WHAT TO WORK ON :: Find each line with the word "first" in it, then give the total alone.

MATERIAL TO PROCESS ::
*-*-*

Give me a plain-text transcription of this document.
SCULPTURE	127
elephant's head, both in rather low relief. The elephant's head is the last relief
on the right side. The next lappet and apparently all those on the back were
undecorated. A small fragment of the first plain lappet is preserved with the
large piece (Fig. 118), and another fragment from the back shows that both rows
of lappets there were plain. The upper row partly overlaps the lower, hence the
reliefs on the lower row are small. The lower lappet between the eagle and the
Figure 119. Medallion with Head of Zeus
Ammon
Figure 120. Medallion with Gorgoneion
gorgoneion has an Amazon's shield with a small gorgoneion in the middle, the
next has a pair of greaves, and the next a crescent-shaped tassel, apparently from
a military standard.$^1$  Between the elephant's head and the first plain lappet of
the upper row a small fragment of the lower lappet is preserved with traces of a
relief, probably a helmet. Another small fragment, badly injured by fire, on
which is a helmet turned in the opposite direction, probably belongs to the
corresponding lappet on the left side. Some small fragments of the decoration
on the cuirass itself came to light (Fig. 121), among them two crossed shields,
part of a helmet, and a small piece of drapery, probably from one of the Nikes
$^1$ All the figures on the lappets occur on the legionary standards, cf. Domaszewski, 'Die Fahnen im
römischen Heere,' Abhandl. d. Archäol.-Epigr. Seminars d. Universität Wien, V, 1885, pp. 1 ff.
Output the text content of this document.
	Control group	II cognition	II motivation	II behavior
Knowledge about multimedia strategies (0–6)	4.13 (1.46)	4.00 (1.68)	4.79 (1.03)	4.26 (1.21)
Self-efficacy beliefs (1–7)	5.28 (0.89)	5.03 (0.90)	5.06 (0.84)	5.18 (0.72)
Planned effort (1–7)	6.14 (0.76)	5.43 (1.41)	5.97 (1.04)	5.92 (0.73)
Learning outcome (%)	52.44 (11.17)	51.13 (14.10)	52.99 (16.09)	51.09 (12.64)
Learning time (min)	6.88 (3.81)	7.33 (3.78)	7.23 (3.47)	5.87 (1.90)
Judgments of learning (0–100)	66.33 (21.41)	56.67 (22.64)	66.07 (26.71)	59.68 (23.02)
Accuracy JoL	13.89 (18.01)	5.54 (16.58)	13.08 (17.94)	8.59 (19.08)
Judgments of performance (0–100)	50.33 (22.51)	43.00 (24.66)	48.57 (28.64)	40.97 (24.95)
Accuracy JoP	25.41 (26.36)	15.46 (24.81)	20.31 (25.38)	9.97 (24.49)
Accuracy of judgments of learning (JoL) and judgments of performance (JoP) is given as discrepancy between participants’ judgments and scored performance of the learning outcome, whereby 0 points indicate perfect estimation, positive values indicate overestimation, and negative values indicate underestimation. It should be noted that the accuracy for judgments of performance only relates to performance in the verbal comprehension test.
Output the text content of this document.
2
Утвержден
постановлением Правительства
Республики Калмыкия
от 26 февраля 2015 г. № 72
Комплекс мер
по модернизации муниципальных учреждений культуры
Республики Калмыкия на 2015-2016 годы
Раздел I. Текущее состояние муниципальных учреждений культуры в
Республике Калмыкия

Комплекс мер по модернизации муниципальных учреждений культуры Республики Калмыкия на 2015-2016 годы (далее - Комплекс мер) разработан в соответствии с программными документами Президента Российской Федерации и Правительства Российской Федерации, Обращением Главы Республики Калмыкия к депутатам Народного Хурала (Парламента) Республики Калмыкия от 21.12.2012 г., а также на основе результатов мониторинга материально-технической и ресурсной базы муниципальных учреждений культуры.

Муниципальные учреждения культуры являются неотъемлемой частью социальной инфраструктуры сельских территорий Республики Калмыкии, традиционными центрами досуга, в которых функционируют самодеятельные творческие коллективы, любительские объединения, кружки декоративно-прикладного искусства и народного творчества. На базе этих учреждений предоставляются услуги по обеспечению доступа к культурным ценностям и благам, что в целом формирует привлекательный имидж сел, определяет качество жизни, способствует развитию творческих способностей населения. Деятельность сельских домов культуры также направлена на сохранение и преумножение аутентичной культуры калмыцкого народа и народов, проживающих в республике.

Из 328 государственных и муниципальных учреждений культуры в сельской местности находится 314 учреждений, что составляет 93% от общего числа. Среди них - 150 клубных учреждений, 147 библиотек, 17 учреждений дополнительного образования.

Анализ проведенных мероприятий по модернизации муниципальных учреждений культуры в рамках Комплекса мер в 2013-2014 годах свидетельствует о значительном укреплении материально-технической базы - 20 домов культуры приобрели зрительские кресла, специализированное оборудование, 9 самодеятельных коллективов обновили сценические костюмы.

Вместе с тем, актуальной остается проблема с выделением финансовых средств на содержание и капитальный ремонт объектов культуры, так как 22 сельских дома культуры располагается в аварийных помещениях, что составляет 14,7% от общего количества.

*-*-*

RIGHT ANSWER :: 2